- Given request
Make an exact copy of all the entries below, with the pictures left out.

- Records for processing

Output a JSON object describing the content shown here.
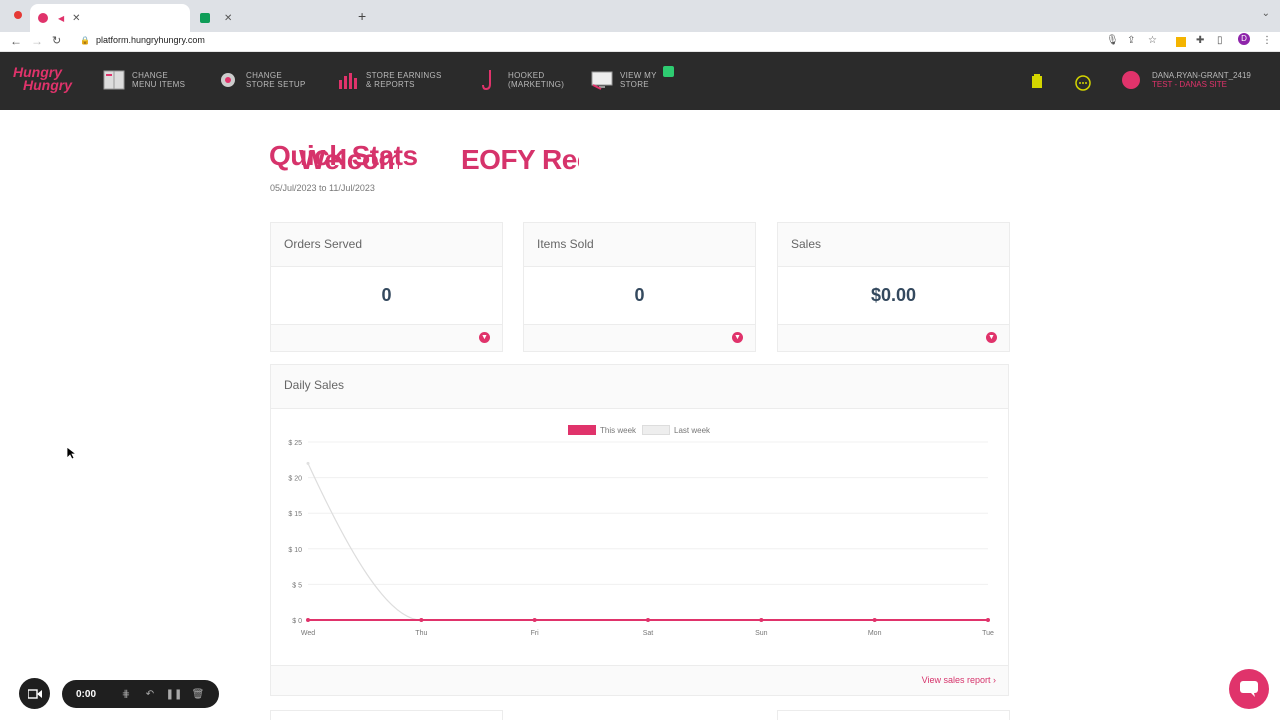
{
  "browser": {
    "tabs": [
      {
        "title": "Welcome dana.ryan-grant",
        "active": true,
        "favicon_color": "#e0336b"
      },
      {
        "title": "EOFY Reconciliation Report - G",
        "active": false,
        "favicon_color": "#0f9d58"
      }
    ],
    "url": "platform.hungryhungry.com",
    "profile_initial": "D"
  },
  "app": {
    "logo_line1": "Hungry",
    "logo_line2": "Hungry",
    "nav": [
      {
        "line1": "CHANGE",
        "line2": "MENU ITEMS",
        "icon": "menu-book-icon"
      },
      {
        "line1": "CHANGE",
        "line2": "STORE SETUP",
        "icon": "gear-icon"
      },
      {
        "line1": "STORE EARNINGS",
        "line2": "& REPORTS",
        "icon": "bar-chart-icon"
      },
      {
        "line1": "HOOKED",
        "line2": "(MARKETING)",
        "icon": "hook-icon"
      },
      {
        "line1": "VIEW MY",
        "line2": "STORE",
        "icon": "monitor-icon"
      }
    ],
    "user": {
      "name": "DANA.RYAN-GRANT_2419",
      "site": "TEST - DANAS SITE"
    },
    "accent": "#e0336b"
  },
  "main": {
    "title": "Quick Stats",
    "date_range": "05/Jul/2023 to 11/Jul/2023",
    "cards": [
      {
        "label": "Orders Served",
        "value": "0"
      },
      {
        "label": "Items Sold",
        "value": "0"
      },
      {
        "label": "Sales",
        "value": "$0.00"
      }
    ],
    "daily": {
      "title": "Daily Sales",
      "link": "View sales report"
    }
  },
  "chart_data": {
    "type": "line",
    "categories": [
      "Wed",
      "Thu",
      "Fri",
      "Sat",
      "Sun",
      "Mon",
      "Tue"
    ],
    "series": [
      {
        "name": "This week",
        "color": "#e0336b",
        "values": [
          0,
          0,
          0,
          0,
          0,
          0,
          0
        ]
      },
      {
        "name": "Last week",
        "color": "#dddddd",
        "values": [
          22,
          0,
          0,
          0,
          0,
          0,
          0
        ]
      }
    ],
    "yticks": [
      "$ 0",
      "$ 5",
      "$ 10",
      "$ 15",
      "$ 20",
      "$ 25"
    ],
    "ylim": [
      0,
      25
    ],
    "legend": "top-center",
    "grid": true
  },
  "recorder": {
    "time": "0:00"
  }
}
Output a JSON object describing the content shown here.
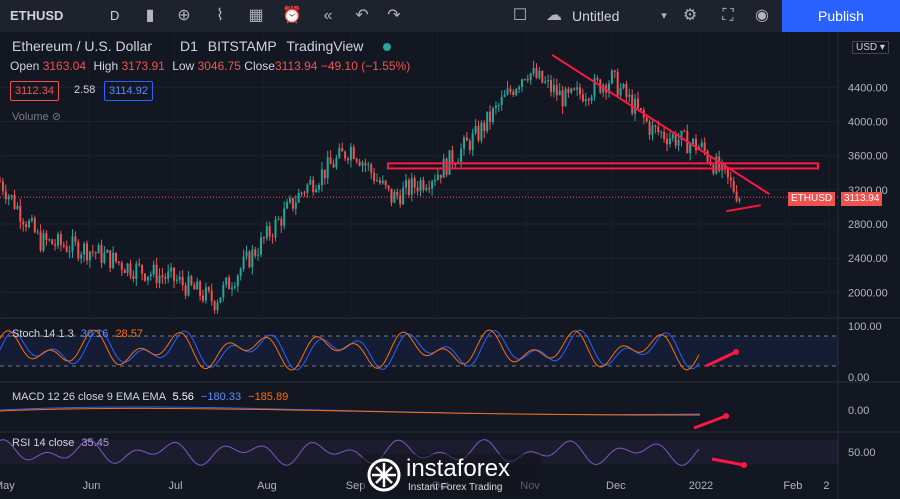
{
  "toolbar": {
    "symbol": "ETHUSD",
    "interval": "D",
    "layout_name": "Untitled",
    "publish_label": "Publish",
    "icons": [
      "candles-icon",
      "add-indicator-icon",
      "indicators-icon",
      "templates-icon",
      "alert-icon",
      "replay-icon",
      "undo-icon",
      "redo-icon",
      "layout-square-icon",
      "cloud-icon",
      "chevron-down-icon",
      "settings-icon",
      "fullscreen-icon",
      "camera-icon"
    ]
  },
  "legend": {
    "title": "Ethereum / U.S. Dollar",
    "interval": "D1",
    "exchange": "BITSTAMP",
    "source": "TradingView",
    "open_label": "Open",
    "open": "3163.04",
    "high_label": "High",
    "high": "3173.91",
    "low_label": "Low",
    "low": "3046.75",
    "close_label": "Close",
    "close": "3113.94",
    "change": "−49.10 (−1.55%)",
    "bid": "3112.34",
    "spread": "2.58",
    "ask": "3114.92",
    "volume_label": "Volume"
  },
  "axis": {
    "currency": "USD",
    "current_tag_label": "ETHUSD",
    "current_tag_value": "3113.94"
  },
  "indicators": {
    "stoch": {
      "label": "Stoch 14 1 3",
      "k": "30.16",
      "d": "28.57",
      "axis": [
        "100.00",
        "0.00"
      ]
    },
    "macd": {
      "label": "MACD 12 26 close 9 EMA EMA",
      "hist": "5.56",
      "macd": "−180.33",
      "signal": "−185.89",
      "axis": [
        "0.00"
      ]
    },
    "rsi": {
      "label": "RSI 14 close",
      "value": "35.45",
      "axis": [
        "50.00"
      ]
    }
  },
  "watermark": {
    "brand": "instaforex",
    "tagline": "Instant Forex Trading"
  },
  "colors": {
    "up": "#26a69a",
    "down": "#ef5350",
    "drawing": "#ff1744",
    "stoch_k": "#2962ff",
    "stoch_d": "#ff6d00",
    "rsi": "#7e57c2"
  },
  "chart_data": {
    "type": "candlestick",
    "symbol": "ETHUSD",
    "ylim": [
      1700,
      5000
    ],
    "yticks": [
      2000,
      2400,
      2800,
      3200,
      3600,
      4000,
      4400
    ],
    "xticks": [
      "May",
      "Jun",
      "Jul",
      "Aug",
      "Sep",
      "Oct",
      "Nov",
      "Dec",
      "2022",
      "Feb",
      "2"
    ],
    "x": [
      "2021-05",
      "2021-05-15",
      "2021-06",
      "2021-06-15",
      "2021-07",
      "2021-07-15",
      "2021-08",
      "2021-08-15",
      "2021-09",
      "2021-09-15",
      "2021-10",
      "2021-10-15",
      "2021-11",
      "2021-11-15",
      "2021-12",
      "2021-12-15",
      "2022-01",
      "2022-01-15"
    ],
    "close_series": [
      3300,
      2600,
      2500,
      2300,
      2150,
      1900,
      2600,
      3200,
      3700,
      3100,
      3400,
      3850,
      4600,
      4250,
      4500,
      3900,
      3700,
      3114
    ],
    "last_close": 3113.94,
    "annotations": {
      "resistance_zone": [
        3450,
        3510
      ],
      "trendline_from": [
        "2021-11-10",
        4780
      ],
      "trendline_to": [
        "2022-01-25",
        3150
      ],
      "support_line_from": [
        "2022-01-10",
        2950
      ],
      "support_line_to": [
        "2022-01-22",
        3020
      ]
    }
  }
}
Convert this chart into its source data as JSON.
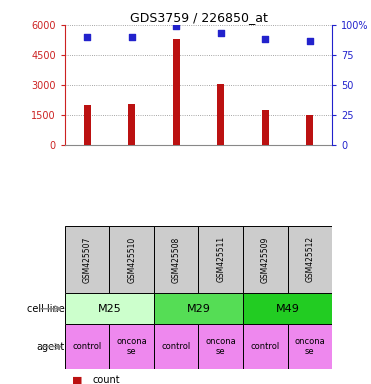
{
  "title": "GDS3759 / 226850_at",
  "samples": [
    "GSM425507",
    "GSM425510",
    "GSM425508",
    "GSM425511",
    "GSM425509",
    "GSM425512"
  ],
  "counts": [
    2000,
    2050,
    5300,
    3050,
    1750,
    1500
  ],
  "percentile_ranks": [
    90,
    90,
    99,
    93,
    88,
    87
  ],
  "ylim_left": [
    0,
    6000
  ],
  "ylim_right": [
    0,
    100
  ],
  "yticks_left": [
    0,
    1500,
    3000,
    4500,
    6000
  ],
  "yticks_right": [
    0,
    25,
    50,
    75,
    100
  ],
  "cell_lines": [
    {
      "label": "M25",
      "span": [
        0,
        2
      ],
      "color": "#ccffcc"
    },
    {
      "label": "M29",
      "span": [
        2,
        4
      ],
      "color": "#55dd55"
    },
    {
      "label": "M49",
      "span": [
        4,
        6
      ],
      "color": "#22cc22"
    }
  ],
  "agents": [
    {
      "label": "control",
      "span": [
        0,
        1
      ],
      "color": "#ee88ee"
    },
    {
      "label": "oncona\nse",
      "span": [
        1,
        2
      ],
      "color": "#ee88ee"
    },
    {
      "label": "control",
      "span": [
        2,
        3
      ],
      "color": "#ee88ee"
    },
    {
      "label": "oncona\nse",
      "span": [
        3,
        4
      ],
      "color": "#ee88ee"
    },
    {
      "label": "control",
      "span": [
        4,
        5
      ],
      "color": "#ee88ee"
    },
    {
      "label": "oncona\nse",
      "span": [
        5,
        6
      ],
      "color": "#ee88ee"
    }
  ],
  "bar_color": "#bb1111",
  "scatter_color": "#2222cc",
  "left_axis_color": "#cc2222",
  "right_axis_color": "#2222cc",
  "grid_color": "#888888",
  "sample_box_color": "#cccccc",
  "background_color": "#ffffff",
  "bar_width": 0.15
}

- Exercise result
Output a JSON object describing the content shown here.
{
  "browser": {
    "tabs": [
      {
        "title": "Welcome dana.ryan-grant",
        "active": true,
        "favicon_color": "#e0336b"
      },
      {
        "title": "EOFY Reconciliation Report - G",
        "active": false,
        "favicon_color": "#0f9d58"
      }
    ],
    "url": "platform.hungryhungry.com",
    "profile_initial": "D"
  },
  "app": {
    "logo_line1": "Hungry",
    "logo_line2": "Hungry",
    "nav": [
      {
        "line1": "CHANGE",
        "line2": "MENU ITEMS",
        "icon": "menu-book-icon"
      },
      {
        "line1": "CHANGE",
        "line2": "STORE SETUP",
        "icon": "gear-icon"
      },
      {
        "line1": "STORE EARNINGS",
        "line2": "& REPORTS",
        "icon": "bar-chart-icon"
      },
      {
        "line1": "HOOKED",
        "line2": "(MARKETING)",
        "icon": "hook-icon"
      },
      {
        "line1": "VIEW MY",
        "line2": "STORE",
        "icon": "monitor-icon"
      }
    ],
    "user": {
      "name": "DANA.RYAN-GRANT_2419",
      "site": "TEST - DANAS SITE"
    },
    "accent": "#e0336b"
  },
  "main": {
    "title": "Quick Stats",
    "date_range": "05/Jul/2023 to 11/Jul/2023",
    "cards": [
      {
        "label": "Orders Served",
        "value": "0"
      },
      {
        "label": "Items Sold",
        "value": "0"
      },
      {
        "label": "Sales",
        "value": "$0.00"
      }
    ],
    "daily": {
      "title": "Daily Sales",
      "link": "View sales report"
    }
  },
  "chart_data": {
    "type": "line",
    "categories": [
      "Wed",
      "Thu",
      "Fri",
      "Sat",
      "Sun",
      "Mon",
      "Tue"
    ],
    "series": [
      {
        "name": "This week",
        "color": "#e0336b",
        "values": [
          0,
          0,
          0,
          0,
          0,
          0,
          0
        ]
      },
      {
        "name": "Last week",
        "color": "#dddddd",
        "values": [
          22,
          0,
          0,
          0,
          0,
          0,
          0
        ]
      }
    ],
    "yticks": [
      "$ 0",
      "$ 5",
      "$ 10",
      "$ 15",
      "$ 20",
      "$ 25"
    ],
    "ylim": [
      0,
      25
    ],
    "legend": "top-center",
    "grid": true
  },
  "recorder": {
    "time": "0:00"
  }
}
Output a JSON object describing the content shown here.
{
  "toolbar": {
    "symbol": "ETHUSD",
    "interval": "D",
    "layout_name": "Untitled",
    "publish_label": "Publish",
    "icons": [
      "candles-icon",
      "add-indicator-icon",
      "indicators-icon",
      "templates-icon",
      "alert-icon",
      "replay-icon",
      "undo-icon",
      "redo-icon",
      "layout-square-icon",
      "cloud-icon",
      "chevron-down-icon",
      "settings-icon",
      "fullscreen-icon",
      "camera-icon"
    ]
  },
  "legend": {
    "title": "Ethereum / U.S. Dollar",
    "interval": "D1",
    "exchange": "BITSTAMP",
    "source": "TradingView",
    "open_label": "Open",
    "open": "3163.04",
    "high_label": "High",
    "high": "3173.91",
    "low_label": "Low",
    "low": "3046.75",
    "close_label": "Close",
    "close": "3113.94",
    "change": "−49.10 (−1.55%)",
    "bid": "3112.34",
    "spread": "2.58",
    "ask": "3114.92",
    "volume_label": "Volume"
  },
  "axis": {
    "currency": "USD",
    "current_tag_label": "ETHUSD",
    "current_tag_value": "3113.94"
  },
  "indicators": {
    "stoch": {
      "label": "Stoch 14 1 3",
      "k": "30.16",
      "d": "28.57",
      "axis": [
        "100.00",
        "0.00"
      ]
    },
    "macd": {
      "label": "MACD 12 26 close 9 EMA EMA",
      "hist": "5.56",
      "macd": "−180.33",
      "signal": "−185.89",
      "axis": [
        "0.00"
      ]
    },
    "rsi": {
      "label": "RSI 14 close",
      "value": "35.45",
      "axis": [
        "50.00"
      ]
    }
  },
  "watermark": {
    "brand": "instaforex",
    "tagline": "Instant Forex Trading"
  },
  "colors": {
    "up": "#26a69a",
    "down": "#ef5350",
    "drawing": "#ff1744",
    "stoch_k": "#2962ff",
    "stoch_d": "#ff6d00",
    "rsi": "#7e57c2"
  },
  "chart_data": {
    "type": "candlestick",
    "symbol": "ETHUSD",
    "ylim": [
      1700,
      5000
    ],
    "yticks": [
      2000,
      2400,
      2800,
      3200,
      3600,
      4000,
      4400
    ],
    "xticks": [
      "May",
      "Jun",
      "Jul",
      "Aug",
      "Sep",
      "Oct",
      "Nov",
      "Dec",
      "2022",
      "Feb",
      "2"
    ],
    "x": [
      "2021-05",
      "2021-05-15",
      "2021-06",
      "2021-06-15",
      "2021-07",
      "2021-07-15",
      "2021-08",
      "2021-08-15",
      "2021-09",
      "2021-09-15",
      "2021-10",
      "2021-10-15",
      "2021-11",
      "2021-11-15",
      "2021-12",
      "2021-12-15",
      "2022-01",
      "2022-01-15"
    ],
    "close_series": [
      3300,
      2600,
      2500,
      2300,
      2150,
      1900,
      2600,
      3200,
      3700,
      3100,
      3400,
      3850,
      4600,
      4250,
      4500,
      3900,
      3700,
      3114
    ],
    "last_close": 3113.94,
    "annotations": {
      "resistance_zone": [
        3450,
        3510
      ],
      "trendline_from": [
        "2021-11-10",
        4780
      ],
      "trendline_to": [
        "2022-01-25",
        3150
      ],
      "support_line_from": [
        "2022-01-10",
        2950
      ],
      "support_line_to": [
        "2022-01-22",
        3020
      ]
    }
  }
}
Convert this chart into its source data as JSON.
{
  "title": "GDS3759 / 226850_at",
  "samples": [
    "GSM425507",
    "GSM425510",
    "GSM425508",
    "GSM425511",
    "GSM425509",
    "GSM425512"
  ],
  "counts": [
    2000,
    2050,
    5300,
    3050,
    1750,
    1500
  ],
  "percentile_ranks": [
    90,
    90,
    99,
    93,
    88,
    87
  ],
  "ylim_left": [
    0,
    6000
  ],
  "ylim_right": [
    0,
    100
  ],
  "yticks_left": [
    0,
    1500,
    3000,
    4500,
    6000
  ],
  "yticks_right": [
    0,
    25,
    50,
    75,
    100
  ],
  "cell_lines": [
    {
      "label": "M25",
      "span": [
        0,
        2
      ],
      "color": "#ccffcc"
    },
    {
      "label": "M29",
      "span": [
        2,
        4
      ],
      "color": "#55dd55"
    },
    {
      "label": "M49",
      "span": [
        4,
        6
      ],
      "color": "#22cc22"
    }
  ],
  "agents": [
    {
      "label": "control",
      "span": [
        0,
        1
      ],
      "color": "#ee88ee"
    },
    {
      "label": "oncona\nse",
      "span": [
        1,
        2
      ],
      "color": "#ee88ee"
    },
    {
      "label": "control",
      "span": [
        2,
        3
      ],
      "color": "#ee88ee"
    },
    {
      "label": "oncona\nse",
      "span": [
        3,
        4
      ],
      "color": "#ee88ee"
    },
    {
      "label": "control",
      "span": [
        4,
        5
      ],
      "color": "#ee88ee"
    },
    {
      "label": "oncona\nse",
      "span": [
        5,
        6
      ],
      "color": "#ee88ee"
    }
  ],
  "bar_color": "#bb1111",
  "scatter_color": "#2222cc",
  "left_axis_color": "#cc2222",
  "right_axis_color": "#2222cc",
  "grid_color": "#888888",
  "sample_box_color": "#cccccc",
  "background_color": "#ffffff",
  "bar_width": 0.15
}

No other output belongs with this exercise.